_WRITTEN TASKS_.
1. Please copy out, word for word, the passage in the forum thread about Miami-Dade shelter shepherds starting with "## CampPappy (Sep" and going on through "(Dec 20, 2000)".
2. Translate this sentence from the forum thread about Miami-Dade shelter shepherds into Spanish: "Now at least we will see some happy endings for these dogs."
3. According to the forum thread about Miami-Dade shelter shepherds, why does each dog need its own thread?

# Miami-Dade- TONS of Shepherds



## Effie325 (Aug 19, 2009)

Including a bi-color male, several black and tans... hard to work with this shelter, but these dogs are worth saving.


----------



## Myamom (Oct 10, 2005)

that's so sad...there are always so so many at this shelter









(can you post the shelter link?)


----------



## Ilovealldogs (Nov 17, 2006)

http://www.miamidade.gov/animals/how-to-adopt.asp This will take you to the pet harbor link.


Wow, they do have quite a few!


----------



## ILGHAUS (Nov 25, 2002)

Don't forget in order for the *Urgent* section to work properly each dog needs their own thread.


----------



## Effie325 (Aug 19, 2009)

I don't know how to do that, Petharbor won't let you snag photos.


----------



## Strana1 (Feb 9, 2008)

If you got to the dog's individual page, then at the top of the screen go to file and then properties, copy the link. That will get you a direct link to the dog. you can get the photo by taking a screen shot and saving it into photobucket.

here is a link to more detailed instructions

http://www.germanshepherds.com/forum/ubbthreads.php?ubb=showflat&Number=742350&page=0&fpart=1


----------



## CampPappy (Sep 10, 2007)

I'm in Florida now and will start positng the Miami GSDs.
I have to check to make sure I still have pull help. Miami required a person to be 'registered' with them to pull.
As soon as I get my act together I'll get them posted.....I hate to even look....


----------



## middleofnowhere (Dec 20, 2000)

As the florida housing market has been hard hit, I'd bet there are a lot of pets overall homeless as a result.


----------



## alisagirl127 (Nov 17, 2008)

I just posted every one of these dogs... they are now listed on the forums individually if anyone is interested.

Thanks.


----------



## HeidiW (Apr 9, 2009)

Thanks Alisa!!

That shelter takes crappy pictures. 

what is up with Miami. Thought people there had money.


----------



## Effie325 (Aug 19, 2009)

Thank you SO much!


----------



## brt (Sep 16, 2008)

> Originally Posted By: CampPappyI'm in Florida now and will start positng the Miami GSDs.
> I have to check to make sure I still have pull help. Miami required a person to be 'registered' with them to pull.
> As soon as I get my act together I'll get them posted.....I hate to even look....


That is fantastic news for the Miami dogs! Now at least we will see some happy endings for these dogs.


----------



## brt (Sep 16, 2008)

> Originally Posted By: middleofnowhereAs the florida housing market has been hard hit, I'd bet there are a lot of pets overall homeless as a result.


That's true but GSDs at M-D has been an ongoing problem for years. There is no GSD rescue in the area.


----------



## BMD0123 (Oct 15, 2008)

They also list on the Dogs in Danger Site http://www.dogsindanger.com

Just do a search for all dogs in Florida and Miami-Dade is the first one to pop up. There are a lot of GSDs listed whose last day is today.









CampPappy - Any luck finding pull help? I'm praying for all of these poor dogs!


----------



## brt (Sep 16, 2008)

http://www.petharbor.com/search.asp?sear...&where=type_DOG 

Pet Harbor search link. They update nearly every hour during the day. Back up to over 300 dogs again.


----------

_DATA LINES_.
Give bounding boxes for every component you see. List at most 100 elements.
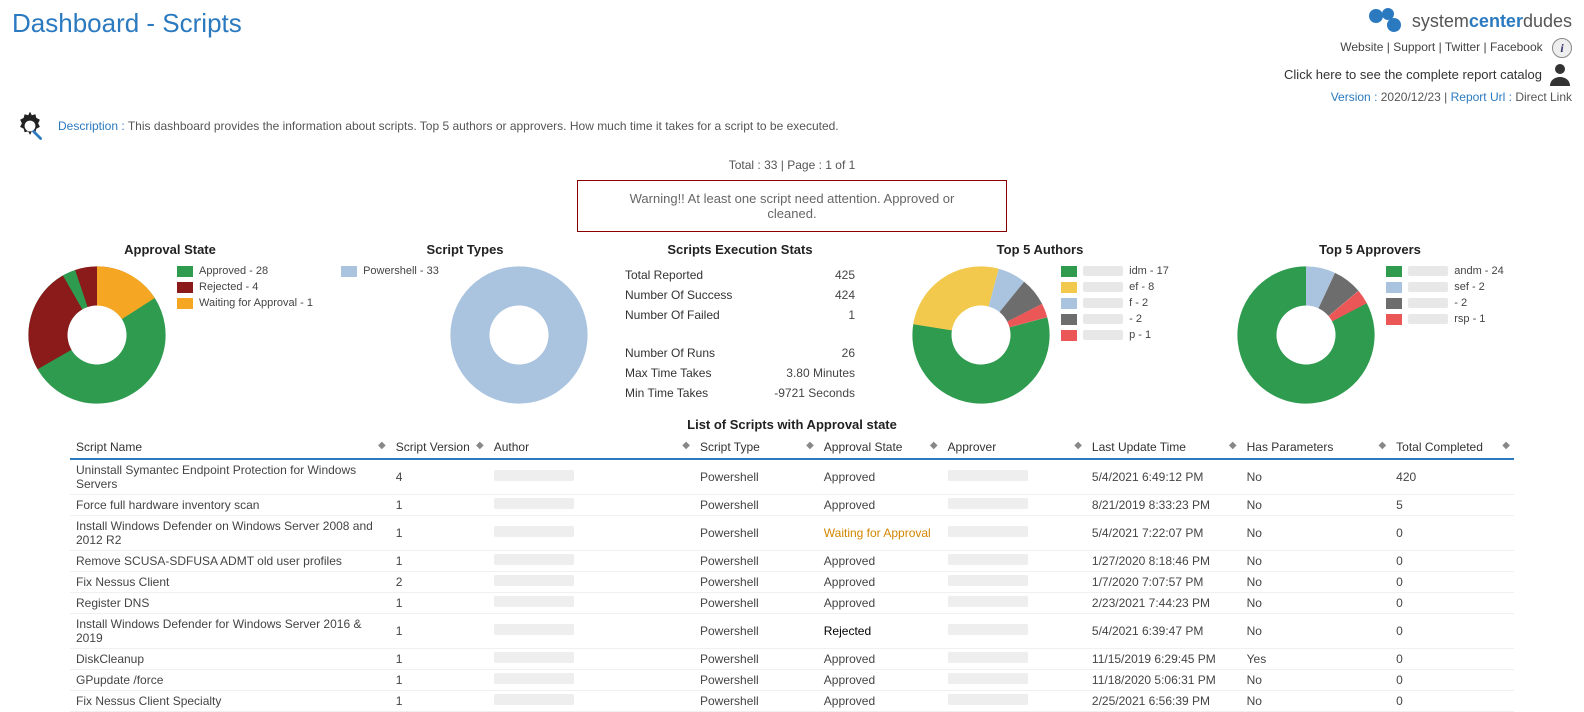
link-support[interactable]: Support (1393, 40, 1435, 54)
sort-icon[interactable]: ◆ (806, 440, 814, 451)
table-cell: Fix Nessus Client (70, 572, 390, 593)
redacted-text (948, 596, 1028, 607)
table-cell: Powershell (694, 572, 818, 593)
chart-title-top-approvers: Top 5 Approvers (1319, 242, 1421, 257)
table-cell: Approved (818, 649, 942, 670)
legend-item: Rejected - 4 (177, 281, 313, 293)
table-cell: 0 (1390, 572, 1514, 593)
col-header[interactable]: Approver◆ (942, 436, 1086, 459)
table-cell: 0 (1390, 649, 1514, 670)
legend-item: p - 1 (1061, 329, 1169, 341)
sort-icon[interactable]: ◆ (476, 440, 484, 451)
table-cell (488, 516, 694, 551)
link-facebook[interactable]: Facebook (1490, 40, 1543, 54)
redacted-text (494, 575, 574, 586)
table-cell (488, 459, 694, 495)
chart-title-top-authors: Top 5 Authors (997, 242, 1084, 257)
redacted-text (1408, 298, 1448, 308)
redacted-text (494, 624, 574, 635)
table-row[interactable]: Force full hardware inventory scan1Power… (70, 495, 1514, 516)
pager: Total : 33 | Page : 1 of 1 (0, 158, 1584, 172)
stats-value: 424 (785, 288, 855, 302)
table-cell: Remove SCUSA-SDFUSA ADMT old user profil… (70, 551, 390, 572)
table-cell: 0 (1390, 691, 1514, 712)
table-row[interactable]: Uninstall Symantec Endpoint Protection f… (70, 459, 1514, 495)
table-cell: Approved (818, 593, 942, 614)
person-icon (1548, 62, 1572, 86)
donut-script-types (449, 265, 589, 405)
table-row[interactable]: GPupdate /force1PowershellApproved11/18/… (70, 670, 1514, 691)
table-row[interactable]: Fix Nessus Client2PowershellApproved1/7/… (70, 572, 1514, 593)
legend-swatch (341, 266, 357, 277)
table-cell: 0 (1390, 516, 1514, 551)
col-header-label: Script Name (76, 440, 142, 454)
col-header[interactable]: Approval State ◆ (818, 436, 942, 459)
redacted-text (1083, 314, 1123, 324)
table-cell: 5/4/2021 7:22:07 PM (1086, 516, 1241, 551)
table-cell: Fix Nessus Client Specialty (70, 691, 390, 712)
col-header-label: Script Version (396, 440, 470, 454)
legend-item: andm - 24 (1386, 265, 1504, 277)
sort-icon[interactable]: ◆ (1074, 440, 1082, 451)
table-row[interactable]: Register DNS1PowershellApproved2/23/2021… (70, 593, 1514, 614)
table-row[interactable]: Remove SCUSA-SDFUSA ADMT old user profil… (70, 551, 1514, 572)
col-header[interactable]: Script Name ◆ (70, 436, 390, 459)
table-cell: 2/23/2021 7:44:23 PM (1086, 593, 1241, 614)
sort-icon[interactable]: ◆ (682, 440, 690, 451)
table-cell: 11/18/2020 5:06:31 PM (1086, 670, 1241, 691)
sort-icon[interactable]: ◆ (1502, 440, 1510, 451)
col-header[interactable]: Script Type ◆ (694, 436, 818, 459)
table-row[interactable]: DiskCleanup1PowershellApproved11/15/2019… (70, 649, 1514, 670)
chart-title-exec-stats: Scripts Execution Stats (667, 242, 812, 257)
report-url-link[interactable]: Direct Link (1515, 90, 1572, 104)
table-cell: Install Windows Defender on Windows Serv… (70, 516, 390, 551)
table-cell: No (1241, 614, 1391, 649)
redacted-text (948, 624, 1028, 635)
link-website[interactable]: Website (1340, 40, 1383, 54)
legend-label: f - 2 (1129, 297, 1148, 309)
info-icon[interactable]: i (1552, 38, 1572, 58)
sort-icon[interactable]: ◆ (1229, 440, 1237, 451)
col-header-label: Script Type (700, 440, 760, 454)
legend-swatch (1061, 266, 1077, 277)
logo-icon (1366, 8, 1406, 34)
col-header[interactable]: Script Version ◆ (390, 436, 488, 459)
table-cell (488, 614, 694, 649)
col-header[interactable]: Has Parameters◆ (1241, 436, 1391, 459)
table-cell: Waiting for Approval (818, 516, 942, 551)
col-header[interactable]: Total Completed◆ (1390, 436, 1514, 459)
legend-label: andm - 24 (1454, 265, 1504, 277)
table-cell: 8/21/2019 8:33:23 PM (1086, 495, 1241, 516)
table-cell (942, 691, 1086, 712)
col-header-label: Last Update Time (1092, 440, 1186, 454)
sort-icon[interactable]: ◆ (1378, 440, 1386, 451)
col-header[interactable]: Author◆ (488, 436, 694, 459)
warning-banner: Warning!! At least one script need atten… (577, 180, 1007, 232)
table-row[interactable]: Fix Nessus Client Specialty1PowershellAp… (70, 691, 1514, 712)
table-cell: 1 (390, 551, 488, 572)
table-cell: Install Windows Defender for Windows Ser… (70, 614, 390, 649)
legend-item: Waiting for Approval - 1 (177, 297, 313, 309)
redacted-text (948, 652, 1028, 663)
table-cell: 5/4/2021 6:39:47 PM (1086, 614, 1241, 649)
sort-icon[interactable]: ◆ (378, 440, 386, 451)
table-cell: 1 (390, 614, 488, 649)
sort-icon[interactable]: ◆ (930, 440, 938, 451)
donut-top-approvers (1236, 265, 1376, 405)
legend-item: ef - 8 (1061, 281, 1169, 293)
table-row[interactable]: Install Windows Defender for Windows Ser… (70, 614, 1514, 649)
redacted-text (494, 498, 574, 509)
legend-swatch (1061, 330, 1077, 341)
exec-stats: Total Reported425Number Of Success424Num… (625, 265, 855, 403)
col-header[interactable]: Last Update Time ◆ (1086, 436, 1241, 459)
table-row[interactable]: Install Windows Defender on Windows Serv… (70, 516, 1514, 551)
link-twitter[interactable]: Twitter (1445, 40, 1480, 54)
stats-label: Min Time Takes (625, 386, 774, 400)
col-header-label: Approval State (824, 440, 903, 454)
table-cell: Powershell (694, 670, 818, 691)
table-cell: 1 (390, 670, 488, 691)
stats-label: Number Of Failed (625, 308, 785, 322)
table-cell (488, 670, 694, 691)
table-cell: Force full hardware inventory scan (70, 495, 390, 516)
catalog-link[interactable]: Click here to see the complete report ca… (1284, 62, 1572, 86)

_ANSWERS FOR THE TASKS_.
1.
## CampPappy (Sep 10, 2007)

I'm in Florida now and will start positng the Miami GSDs.
I have to check to make sure I still have pull help. Miami required a person to be 'registered' with them to pull.
As soon as I get my act together I'll get them posted.....I hate to even look....


----------



## middleofnowhere (Dec 20, 2000)

2. Ahora al menos veremos algunos finales felices para estos perros.

3. Each dog needs its own thread so that the *Urgent* section works properly.